- _Listed records_
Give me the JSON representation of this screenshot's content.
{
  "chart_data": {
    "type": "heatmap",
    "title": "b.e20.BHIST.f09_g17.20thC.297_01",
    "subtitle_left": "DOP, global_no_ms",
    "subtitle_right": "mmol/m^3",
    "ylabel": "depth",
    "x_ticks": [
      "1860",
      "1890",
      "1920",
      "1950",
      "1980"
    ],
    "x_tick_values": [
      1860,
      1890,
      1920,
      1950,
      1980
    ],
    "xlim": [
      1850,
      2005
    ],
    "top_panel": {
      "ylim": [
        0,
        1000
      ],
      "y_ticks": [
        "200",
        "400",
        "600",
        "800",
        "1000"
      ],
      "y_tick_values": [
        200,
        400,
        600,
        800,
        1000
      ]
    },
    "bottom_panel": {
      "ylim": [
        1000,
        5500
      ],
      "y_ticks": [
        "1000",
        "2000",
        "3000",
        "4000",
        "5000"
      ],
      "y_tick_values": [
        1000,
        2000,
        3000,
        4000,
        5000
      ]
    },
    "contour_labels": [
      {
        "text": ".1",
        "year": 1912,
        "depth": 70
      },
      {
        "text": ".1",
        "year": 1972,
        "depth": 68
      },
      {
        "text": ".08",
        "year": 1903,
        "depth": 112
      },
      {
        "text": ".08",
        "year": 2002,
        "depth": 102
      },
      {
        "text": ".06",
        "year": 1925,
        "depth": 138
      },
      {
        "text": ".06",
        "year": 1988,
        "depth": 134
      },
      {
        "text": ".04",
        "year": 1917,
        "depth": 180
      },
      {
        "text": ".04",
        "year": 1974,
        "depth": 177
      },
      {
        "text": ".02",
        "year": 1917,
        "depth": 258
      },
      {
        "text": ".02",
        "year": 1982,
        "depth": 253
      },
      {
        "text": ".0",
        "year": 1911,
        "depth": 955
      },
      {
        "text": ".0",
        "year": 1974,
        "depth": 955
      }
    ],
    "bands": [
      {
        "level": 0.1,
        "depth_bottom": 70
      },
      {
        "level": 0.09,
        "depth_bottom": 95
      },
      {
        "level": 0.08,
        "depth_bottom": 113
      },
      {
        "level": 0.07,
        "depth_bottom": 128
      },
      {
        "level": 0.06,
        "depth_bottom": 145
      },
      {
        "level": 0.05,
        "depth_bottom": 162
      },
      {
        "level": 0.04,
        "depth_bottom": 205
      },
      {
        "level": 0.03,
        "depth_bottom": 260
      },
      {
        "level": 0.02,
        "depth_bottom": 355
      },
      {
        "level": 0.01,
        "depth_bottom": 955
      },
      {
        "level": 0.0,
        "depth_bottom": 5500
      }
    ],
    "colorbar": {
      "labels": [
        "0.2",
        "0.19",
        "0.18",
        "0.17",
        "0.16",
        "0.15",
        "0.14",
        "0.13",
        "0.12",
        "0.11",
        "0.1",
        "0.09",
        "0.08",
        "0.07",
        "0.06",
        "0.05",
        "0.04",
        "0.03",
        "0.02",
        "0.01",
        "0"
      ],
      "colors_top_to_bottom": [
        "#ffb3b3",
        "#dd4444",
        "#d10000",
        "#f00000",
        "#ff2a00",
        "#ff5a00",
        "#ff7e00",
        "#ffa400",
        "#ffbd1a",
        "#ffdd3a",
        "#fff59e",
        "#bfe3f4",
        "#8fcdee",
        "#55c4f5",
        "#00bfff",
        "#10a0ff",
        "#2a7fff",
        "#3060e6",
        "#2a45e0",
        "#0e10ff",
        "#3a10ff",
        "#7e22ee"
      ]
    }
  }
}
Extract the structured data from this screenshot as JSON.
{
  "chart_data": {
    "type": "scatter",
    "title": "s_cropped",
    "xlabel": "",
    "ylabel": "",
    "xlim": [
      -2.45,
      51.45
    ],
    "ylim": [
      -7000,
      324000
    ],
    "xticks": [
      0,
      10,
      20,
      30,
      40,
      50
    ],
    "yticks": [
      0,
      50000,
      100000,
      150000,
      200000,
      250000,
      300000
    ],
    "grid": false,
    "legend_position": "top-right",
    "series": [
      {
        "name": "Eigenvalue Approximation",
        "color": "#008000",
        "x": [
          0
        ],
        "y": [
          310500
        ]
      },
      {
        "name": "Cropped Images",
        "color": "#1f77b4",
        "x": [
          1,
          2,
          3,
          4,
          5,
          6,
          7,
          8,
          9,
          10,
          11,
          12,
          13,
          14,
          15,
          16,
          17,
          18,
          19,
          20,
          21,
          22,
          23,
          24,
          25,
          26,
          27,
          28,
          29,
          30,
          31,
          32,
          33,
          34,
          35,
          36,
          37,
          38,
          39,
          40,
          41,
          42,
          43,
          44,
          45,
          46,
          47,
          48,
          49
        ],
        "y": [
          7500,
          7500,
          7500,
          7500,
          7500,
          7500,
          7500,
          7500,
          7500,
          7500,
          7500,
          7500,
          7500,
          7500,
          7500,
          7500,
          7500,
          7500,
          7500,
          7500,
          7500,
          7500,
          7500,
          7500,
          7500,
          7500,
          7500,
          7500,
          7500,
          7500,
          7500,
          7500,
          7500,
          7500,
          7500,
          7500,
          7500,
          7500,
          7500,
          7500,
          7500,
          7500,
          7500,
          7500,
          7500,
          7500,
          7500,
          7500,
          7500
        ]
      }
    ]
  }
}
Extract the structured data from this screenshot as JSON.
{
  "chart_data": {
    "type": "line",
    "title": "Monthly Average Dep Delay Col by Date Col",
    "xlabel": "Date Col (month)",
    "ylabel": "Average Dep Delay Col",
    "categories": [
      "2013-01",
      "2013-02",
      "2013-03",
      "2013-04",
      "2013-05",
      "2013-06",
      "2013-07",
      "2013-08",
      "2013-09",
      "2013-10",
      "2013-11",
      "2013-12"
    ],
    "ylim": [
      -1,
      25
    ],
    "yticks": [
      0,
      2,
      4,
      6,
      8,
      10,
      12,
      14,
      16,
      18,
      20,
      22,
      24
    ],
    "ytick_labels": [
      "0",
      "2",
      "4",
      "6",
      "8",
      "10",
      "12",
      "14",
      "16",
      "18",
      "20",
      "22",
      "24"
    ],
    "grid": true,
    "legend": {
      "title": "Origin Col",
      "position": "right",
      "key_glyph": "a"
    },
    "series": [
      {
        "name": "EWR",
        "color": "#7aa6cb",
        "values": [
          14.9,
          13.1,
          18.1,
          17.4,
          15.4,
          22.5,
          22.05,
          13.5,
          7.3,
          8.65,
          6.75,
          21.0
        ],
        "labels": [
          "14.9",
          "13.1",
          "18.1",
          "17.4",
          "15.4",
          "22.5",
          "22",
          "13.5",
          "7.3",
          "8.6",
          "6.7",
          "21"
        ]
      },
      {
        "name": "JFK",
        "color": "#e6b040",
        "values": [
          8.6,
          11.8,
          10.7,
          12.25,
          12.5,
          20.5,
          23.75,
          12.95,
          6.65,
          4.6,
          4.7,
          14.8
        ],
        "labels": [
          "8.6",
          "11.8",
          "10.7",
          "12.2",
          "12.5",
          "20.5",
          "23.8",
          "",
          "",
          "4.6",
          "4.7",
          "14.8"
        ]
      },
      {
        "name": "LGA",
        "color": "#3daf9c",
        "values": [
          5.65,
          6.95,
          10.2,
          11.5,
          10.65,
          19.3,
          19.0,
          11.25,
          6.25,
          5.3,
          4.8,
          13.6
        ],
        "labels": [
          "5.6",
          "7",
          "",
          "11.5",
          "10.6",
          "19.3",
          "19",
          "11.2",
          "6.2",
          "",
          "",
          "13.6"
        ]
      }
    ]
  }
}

- _Your task_
Retype every record above exactly as it appears.

- _In response_
Give me the JSON representation of this screenshot's content.
{
  "chart_data": {
    "type": "heatmap",
    "title": "b.e20.BHIST.f09_g17.20thC.297_01",
    "subtitle_left": "DOP, global_no_ms",
    "subtitle_right": "mmol/m^3",
    "ylabel": "depth",
    "x_ticks": [
      "1860",
      "1890",
      "1920",
      "1950",
      "1980"
    ],
    "x_tick_values": [
      1860,
      1890,
      1920,
      1950,
      1980
    ],
    "xlim": [
      1850,
      2005
    ],
    "top_panel": {
      "ylim": [
        0,
        1000
      ],
      "y_ticks": [
        "200",
        "400",
        "600",
        "800",
        "1000"
      ],
      "y_tick_values": [
        200,
        400,
        600,
        800,
        1000
      ]
    },
    "bottom_panel": {
      "ylim": [
        1000,
        5500
      ],
      "y_ticks": [
        "1000",
        "2000",
        "3000",
        "4000",
        "5000"
      ],
      "y_tick_values": [
        1000,
        2000,
        3000,
        4000,
        5000
      ]
    },
    "contour_labels": [
      {
        "text": ".1",
        "year": 1912,
        "depth": 70
      },
      {
        "text": ".1",
        "year": 1972,
        "depth": 68
      },
      {
        "text": ".08",
        "year": 1903,
        "depth": 112
      },
      {
        "text": ".08",
        "year": 2002,
        "depth": 102
      },
      {
        "text": ".06",
        "year": 1925,
        "depth": 138
      },
      {
        "text": ".06",
        "year": 1988,
        "depth": 134
      },
      {
        "text": ".04",
        "year": 1917,
        "depth": 180
      },
      {
        "text": ".04",
        "year": 1974,
        "depth": 177
      },
      {
        "text": ".02",
        "year": 1917,
        "depth": 258
      },
      {
        "text": ".02",
        "year": 1982,
        "depth": 253
      },
      {
        "text": ".0",
        "year": 1911,
        "depth": 955
      },
      {
        "text": ".0",
        "year": 1974,
        "depth": 955
      }
    ],
    "bands": [
      {
        "level": 0.1,
        "depth_bottom": 70
      },
      {
        "level": 0.09,
        "depth_bottom": 95
      },
      {
        "level": 0.08,
        "depth_bottom": 113
      },
      {
        "level": 0.07,
        "depth_bottom": 128
      },
      {
        "level": 0.06,
        "depth_bottom": 145
      },
      {
        "level": 0.05,
        "depth_bottom": 162
      },
      {
        "level": 0.04,
        "depth_bottom": 205
      },
      {
        "level": 0.03,
        "depth_bottom": 260
      },
      {
        "level": 0.02,
        "depth_bottom": 355
      },
      {
        "level": 0.01,
        "depth_bottom": 955
      },
      {
        "level": 0.0,
        "depth_bottom": 5500
      }
    ],
    "colorbar": {
      "labels": [
        "0.2",
        "0.19",
        "0.18",
        "0.17",
        "0.16",
        "0.15",
        "0.14",
        "0.13",
        "0.12",
        "0.11",
        "0.1",
        "0.09",
        "0.08",
        "0.07",
        "0.06",
        "0.05",
        "0.04",
        "0.03",
        "0.02",
        "0.01",
        "0"
      ],
      "colors_top_to_bottom": [
        "#ffb3b3",
        "#dd4444",
        "#d10000",
        "#f00000",
        "#ff2a00",
        "#ff5a00",
        "#ff7e00",
        "#ffa400",
        "#ffbd1a",
        "#ffdd3a",
        "#fff59e",
        "#bfe3f4",
        "#8fcdee",
        "#55c4f5",
        "#00bfff",
        "#10a0ff",
        "#2a7fff",
        "#3060e6",
        "#2a45e0",
        "#0e10ff",
        "#3a10ff",
        "#7e22ee"
      ]
    }
  }
}
Extract the structured data from this screenshot as JSON.
{
  "chart_data": {
    "type": "scatter",
    "title": "s_cropped",
    "xlabel": "",
    "ylabel": "",
    "xlim": [
      -2.45,
      51.45
    ],
    "ylim": [
      -7000,
      324000
    ],
    "xticks": [
      0,
      10,
      20,
      30,
      40,
      50
    ],
    "yticks": [
      0,
      50000,
      100000,
      150000,
      200000,
      250000,
      300000
    ],
    "grid": false,
    "legend_position": "top-right",
    "series": [
      {
        "name": "Eigenvalue Approximation",
        "color": "#008000",
        "x": [
          0
        ],
        "y": [
          310500
        ]
      },
      {
        "name": "Cropped Images",
        "color": "#1f77b4",
        "x": [
          1,
          2,
          3,
          4,
          5,
          6,
          7,
          8,
          9,
          10,
          11,
          12,
          13,
          14,
          15,
          16,
          17,
          18,
          19,
          20,
          21,
          22,
          23,
          24,
          25,
          26,
          27,
          28,
          29,
          30,
          31,
          32,
          33,
          34,
          35,
          36,
          37,
          38,
          39,
          40,
          41,
          42,
          43,
          44,
          45,
          46,
          47,
          48,
          49
        ],
        "y": [
          7500,
          7500,
          7500,
          7500,
          7500,
          7500,
          7500,
          7500,
          7500,
          7500,
          7500,
          7500,
          7500,
          7500,
          7500,
          7500,
          7500,
          7500,
          7500,
          7500,
          7500,
          7500,
          7500,
          7500,
          7500,
          7500,
          7500,
          7500,
          7500,
          7500,
          7500,
          7500,
          7500,
          7500,
          7500,
          7500,
          7500,
          7500,
          7500,
          7500,
          7500,
          7500,
          7500,
          7500,
          7500,
          7500,
          7500,
          7500,
          7500
        ]
      }
    ]
  }
}
Extract the structured data from this screenshot as JSON.
{
  "chart_data": {
    "type": "line",
    "title": "Monthly Average Dep Delay Col by Date Col",
    "xlabel": "Date Col (month)",
    "ylabel": "Average Dep Delay Col",
    "categories": [
      "2013-01",
      "2013-02",
      "2013-03",
      "2013-04",
      "2013-05",
      "2013-06",
      "2013-07",
      "2013-08",
      "2013-09",
      "2013-10",
      "2013-11",
      "2013-12"
    ],
    "ylim": [
      -1,
      25
    ],
    "yticks": [
      0,
      2,
      4,
      6,
      8,
      10,
      12,
      14,
      16,
      18,
      20,
      22,
      24
    ],
    "ytick_labels": [
      "0",
      "2",
      "4",
      "6",
      "8",
      "10",
      "12",
      "14",
      "16",
      "18",
      "20",
      "22",
      "24"
    ],
    "grid": true,
    "legend": {
      "title": "Origin Col",
      "position": "right",
      "key_glyph": "a"
    },
    "series": [
      {
        "name": "EWR",
        "color": "#7aa6cb",
        "values": [
          14.9,
          13.1,
          18.1,
          17.4,
          15.4,
          22.5,
          22.05,
          13.5,
          7.3,
          8.65,
          6.75,
          21.0
        ],
        "labels": [
          "14.9",
          "13.1",
          "18.1",
          "17.4",
          "15.4",
          "22.5",
          "22",
          "13.5",
          "7.3",
          "8.6",
          "6.7",
          "21"
        ]
      },
      {
        "name": "JFK",
        "color": "#e6b040",
        "values": [
          8.6,
          11.8,
          10.7,
          12.25,
          12.5,
          20.5,
          23.75,
          12.95,
          6.65,
          4.6,
          4.7,
          14.8
        ],
        "labels": [
          "8.6",
          "11.8",
          "10.7",
          "12.2",
          "12.5",
          "20.5",
          "23.8",
          "",
          "",
          "4.6",
          "4.7",
          "14.8"
        ]
      },
      {
        "name": "LGA",
        "color": "#3daf9c",
        "values": [
          5.65,
          6.95,
          10.2,
          11.5,
          10.65,
          19.3,
          19.0,
          11.25,
          6.25,
          5.3,
          4.8,
          13.6
        ],
        "labels": [
          "5.6",
          "7",
          "",
          "11.5",
          "10.6",
          "19.3",
          "19",
          "11.2",
          "6.2",
          "",
          "",
          "13.6"
        ]
      }
    ]
  }
}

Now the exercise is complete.